Short problem:
Pictures stay out of your copy, but everything else in the records below must be repeated exactly.

___ Provided data

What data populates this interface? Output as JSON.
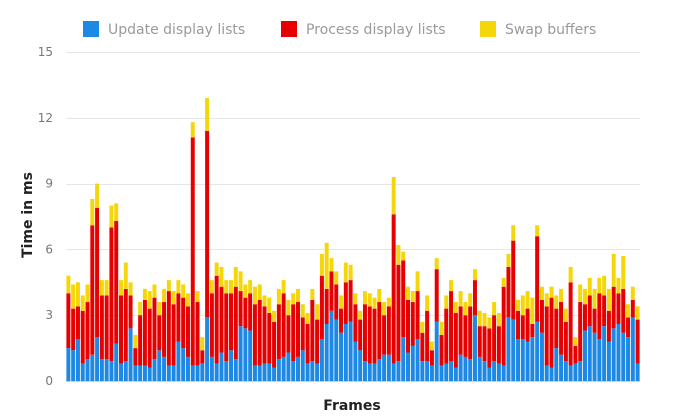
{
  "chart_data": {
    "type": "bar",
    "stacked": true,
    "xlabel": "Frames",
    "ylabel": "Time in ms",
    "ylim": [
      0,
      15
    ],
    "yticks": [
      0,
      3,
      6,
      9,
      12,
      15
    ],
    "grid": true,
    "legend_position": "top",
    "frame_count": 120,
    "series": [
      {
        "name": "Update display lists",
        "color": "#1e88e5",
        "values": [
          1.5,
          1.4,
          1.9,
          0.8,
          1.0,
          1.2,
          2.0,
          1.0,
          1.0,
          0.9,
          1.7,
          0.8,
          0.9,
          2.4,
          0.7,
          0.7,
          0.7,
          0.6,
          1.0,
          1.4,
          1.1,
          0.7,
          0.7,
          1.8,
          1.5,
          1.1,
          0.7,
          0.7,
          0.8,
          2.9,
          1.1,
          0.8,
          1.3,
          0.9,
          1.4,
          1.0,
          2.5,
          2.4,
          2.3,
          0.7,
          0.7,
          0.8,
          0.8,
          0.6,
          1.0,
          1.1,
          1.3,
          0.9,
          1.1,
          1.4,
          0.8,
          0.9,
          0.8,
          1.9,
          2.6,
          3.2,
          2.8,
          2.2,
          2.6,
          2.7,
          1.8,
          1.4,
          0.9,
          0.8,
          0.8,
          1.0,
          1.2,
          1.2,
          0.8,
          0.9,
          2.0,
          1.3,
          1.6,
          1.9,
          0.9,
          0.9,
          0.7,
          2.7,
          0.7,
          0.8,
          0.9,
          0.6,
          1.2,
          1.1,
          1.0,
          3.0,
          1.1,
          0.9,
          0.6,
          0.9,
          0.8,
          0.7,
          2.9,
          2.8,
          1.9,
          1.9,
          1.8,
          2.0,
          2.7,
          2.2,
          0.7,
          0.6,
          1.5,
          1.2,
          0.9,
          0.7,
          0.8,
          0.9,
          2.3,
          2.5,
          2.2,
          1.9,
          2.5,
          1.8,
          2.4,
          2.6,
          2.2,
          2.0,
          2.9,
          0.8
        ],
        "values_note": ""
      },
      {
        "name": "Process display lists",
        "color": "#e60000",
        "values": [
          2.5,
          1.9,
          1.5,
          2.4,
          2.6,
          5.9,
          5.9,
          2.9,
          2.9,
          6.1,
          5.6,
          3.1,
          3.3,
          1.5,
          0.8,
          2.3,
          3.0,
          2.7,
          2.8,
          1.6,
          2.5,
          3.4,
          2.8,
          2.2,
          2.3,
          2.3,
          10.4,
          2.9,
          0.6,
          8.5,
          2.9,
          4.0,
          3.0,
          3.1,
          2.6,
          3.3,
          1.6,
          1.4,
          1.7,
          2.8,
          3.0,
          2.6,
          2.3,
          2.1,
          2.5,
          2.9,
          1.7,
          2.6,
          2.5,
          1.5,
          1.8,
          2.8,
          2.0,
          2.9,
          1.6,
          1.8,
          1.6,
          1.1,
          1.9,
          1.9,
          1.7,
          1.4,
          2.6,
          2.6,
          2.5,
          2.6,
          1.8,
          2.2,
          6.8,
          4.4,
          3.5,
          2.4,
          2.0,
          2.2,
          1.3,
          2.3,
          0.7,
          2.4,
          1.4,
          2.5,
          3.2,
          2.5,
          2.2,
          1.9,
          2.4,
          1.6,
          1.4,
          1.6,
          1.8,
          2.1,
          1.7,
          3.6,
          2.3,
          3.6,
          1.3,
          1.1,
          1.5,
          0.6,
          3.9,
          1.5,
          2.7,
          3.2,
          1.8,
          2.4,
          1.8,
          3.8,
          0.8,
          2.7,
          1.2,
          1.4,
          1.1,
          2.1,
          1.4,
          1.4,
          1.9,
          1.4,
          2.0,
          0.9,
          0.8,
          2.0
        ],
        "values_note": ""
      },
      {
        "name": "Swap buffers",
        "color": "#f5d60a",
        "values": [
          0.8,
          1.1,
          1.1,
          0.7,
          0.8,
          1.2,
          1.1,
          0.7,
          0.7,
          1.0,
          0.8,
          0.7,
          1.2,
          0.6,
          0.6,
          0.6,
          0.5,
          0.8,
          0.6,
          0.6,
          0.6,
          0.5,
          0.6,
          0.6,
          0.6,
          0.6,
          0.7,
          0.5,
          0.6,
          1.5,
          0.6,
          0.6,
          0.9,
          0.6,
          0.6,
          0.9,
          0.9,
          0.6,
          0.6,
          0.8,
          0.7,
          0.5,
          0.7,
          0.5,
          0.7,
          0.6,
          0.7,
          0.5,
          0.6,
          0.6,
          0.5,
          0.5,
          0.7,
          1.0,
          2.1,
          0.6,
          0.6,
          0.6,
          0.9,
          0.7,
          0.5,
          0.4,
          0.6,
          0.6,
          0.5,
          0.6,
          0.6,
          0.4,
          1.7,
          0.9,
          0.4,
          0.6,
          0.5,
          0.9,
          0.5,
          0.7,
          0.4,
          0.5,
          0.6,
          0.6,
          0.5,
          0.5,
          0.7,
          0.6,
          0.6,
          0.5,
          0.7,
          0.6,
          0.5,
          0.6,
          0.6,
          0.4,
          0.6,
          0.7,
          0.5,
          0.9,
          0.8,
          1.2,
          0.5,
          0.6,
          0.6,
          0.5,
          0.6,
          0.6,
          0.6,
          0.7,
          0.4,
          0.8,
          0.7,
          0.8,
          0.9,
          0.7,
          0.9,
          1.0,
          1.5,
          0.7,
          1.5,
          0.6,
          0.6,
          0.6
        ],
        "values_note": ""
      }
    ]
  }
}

______

Answer to this task:
What data populates this interface? Output as JSON.
{
  "chart_data": {
    "type": "bar",
    "stacked": true,
    "xlabel": "Frames",
    "ylabel": "Time in ms",
    "ylim": [
      0,
      15
    ],
    "yticks": [
      0,
      3,
      6,
      9,
      12,
      15
    ],
    "grid": true,
    "legend_position": "top",
    "frame_count": 120,
    "series": [
      {
        "name": "Update display lists",
        "color": "#1e88e5",
        "values": [
          1.5,
          1.4,
          1.9,
          0.8,
          1.0,
          1.2,
          2.0,
          1.0,
          1.0,
          0.9,
          1.7,
          0.8,
          0.9,
          2.4,
          0.7,
          0.7,
          0.7,
          0.6,
          1.0,
          1.4,
          1.1,
          0.7,
          0.7,
          1.8,
          1.5,
          1.1,
          0.7,
          0.7,
          0.8,
          2.9,
          1.1,
          0.8,
          1.3,
          0.9,
          1.4,
          1.0,
          2.5,
          2.4,
          2.3,
          0.7,
          0.7,
          0.8,
          0.8,
          0.6,
          1.0,
          1.1,
          1.3,
          0.9,
          1.1,
          1.4,
          0.8,
          0.9,
          0.8,
          1.9,
          2.6,
          3.2,
          2.8,
          2.2,
          2.6,
          2.7,
          1.8,
          1.4,
          0.9,
          0.8,
          0.8,
          1.0,
          1.2,
          1.2,
          0.8,
          0.9,
          2.0,
          1.3,
          1.6,
          1.9,
          0.9,
          0.9,
          0.7,
          2.7,
          0.7,
          0.8,
          0.9,
          0.6,
          1.2,
          1.1,
          1.0,
          3.0,
          1.1,
          0.9,
          0.6,
          0.9,
          0.8,
          0.7,
          2.9,
          2.8,
          1.9,
          1.9,
          1.8,
          2.0,
          2.7,
          2.2,
          0.7,
          0.6,
          1.5,
          1.2,
          0.9,
          0.7,
          0.8,
          0.9,
          2.3,
          2.5,
          2.2,
          1.9,
          2.5,
          1.8,
          2.4,
          2.6,
          2.2,
          2.0,
          2.9,
          0.8
        ],
        "values_note": ""
      },
      {
        "name": "Process display lists",
        "color": "#e60000",
        "values": [
          2.5,
          1.9,
          1.5,
          2.4,
          2.6,
          5.9,
          5.9,
          2.9,
          2.9,
          6.1,
          5.6,
          3.1,
          3.3,
          1.5,
          0.8,
          2.3,
          3.0,
          2.7,
          2.8,
          1.6,
          2.5,
          3.4,
          2.8,
          2.2,
          2.3,
          2.3,
          10.4,
          2.9,
          0.6,
          8.5,
          2.9,
          4.0,
          3.0,
          3.1,
          2.6,
          3.3,
          1.6,
          1.4,
          1.7,
          2.8,
          3.0,
          2.6,
          2.3,
          2.1,
          2.5,
          2.9,
          1.7,
          2.6,
          2.5,
          1.5,
          1.8,
          2.8,
          2.0,
          2.9,
          1.6,
          1.8,
          1.6,
          1.1,
          1.9,
          1.9,
          1.7,
          1.4,
          2.6,
          2.6,
          2.5,
          2.6,
          1.8,
          2.2,
          6.8,
          4.4,
          3.5,
          2.4,
          2.0,
          2.2,
          1.3,
          2.3,
          0.7,
          2.4,
          1.4,
          2.5,
          3.2,
          2.5,
          2.2,
          1.9,
          2.4,
          1.6,
          1.4,
          1.6,
          1.8,
          2.1,
          1.7,
          3.6,
          2.3,
          3.6,
          1.3,
          1.1,
          1.5,
          0.6,
          3.9,
          1.5,
          2.7,
          3.2,
          1.8,
          2.4,
          1.8,
          3.8,
          0.8,
          2.7,
          1.2,
          1.4,
          1.1,
          2.1,
          1.4,
          1.4,
          1.9,
          1.4,
          2.0,
          0.9,
          0.8,
          2.0
        ],
        "values_note": ""
      },
      {
        "name": "Swap buffers",
        "color": "#f5d60a",
        "values": [
          0.8,
          1.1,
          1.1,
          0.7,
          0.8,
          1.2,
          1.1,
          0.7,
          0.7,
          1.0,
          0.8,
          0.7,
          1.2,
          0.6,
          0.6,
          0.6,
          0.5,
          0.8,
          0.6,
          0.6,
          0.6,
          0.5,
          0.6,
          0.6,
          0.6,
          0.6,
          0.7,
          0.5,
          0.6,
          1.5,
          0.6,
          0.6,
          0.9,
          0.6,
          0.6,
          0.9,
          0.9,
          0.6,
          0.6,
          0.8,
          0.7,
          0.5,
          0.7,
          0.5,
          0.7,
          0.6,
          0.7,
          0.5,
          0.6,
          0.6,
          0.5,
          0.5,
          0.7,
          1.0,
          2.1,
          0.6,
          0.6,
          0.6,
          0.9,
          0.7,
          0.5,
          0.4,
          0.6,
          0.6,
          0.5,
          0.6,
          0.6,
          0.4,
          1.7,
          0.9,
          0.4,
          0.6,
          0.5,
          0.9,
          0.5,
          0.7,
          0.4,
          0.5,
          0.6,
          0.6,
          0.5,
          0.5,
          0.7,
          0.6,
          0.6,
          0.5,
          0.7,
          0.6,
          0.5,
          0.6,
          0.6,
          0.4,
          0.6,
          0.7,
          0.5,
          0.9,
          0.8,
          1.2,
          0.5,
          0.6,
          0.6,
          0.5,
          0.6,
          0.6,
          0.6,
          0.7,
          0.4,
          0.8,
          0.7,
          0.8,
          0.9,
          0.7,
          0.9,
          1.0,
          1.5,
          0.7,
          1.5,
          0.6,
          0.6,
          0.6
        ],
        "values_note": ""
      }
    ]
  }
}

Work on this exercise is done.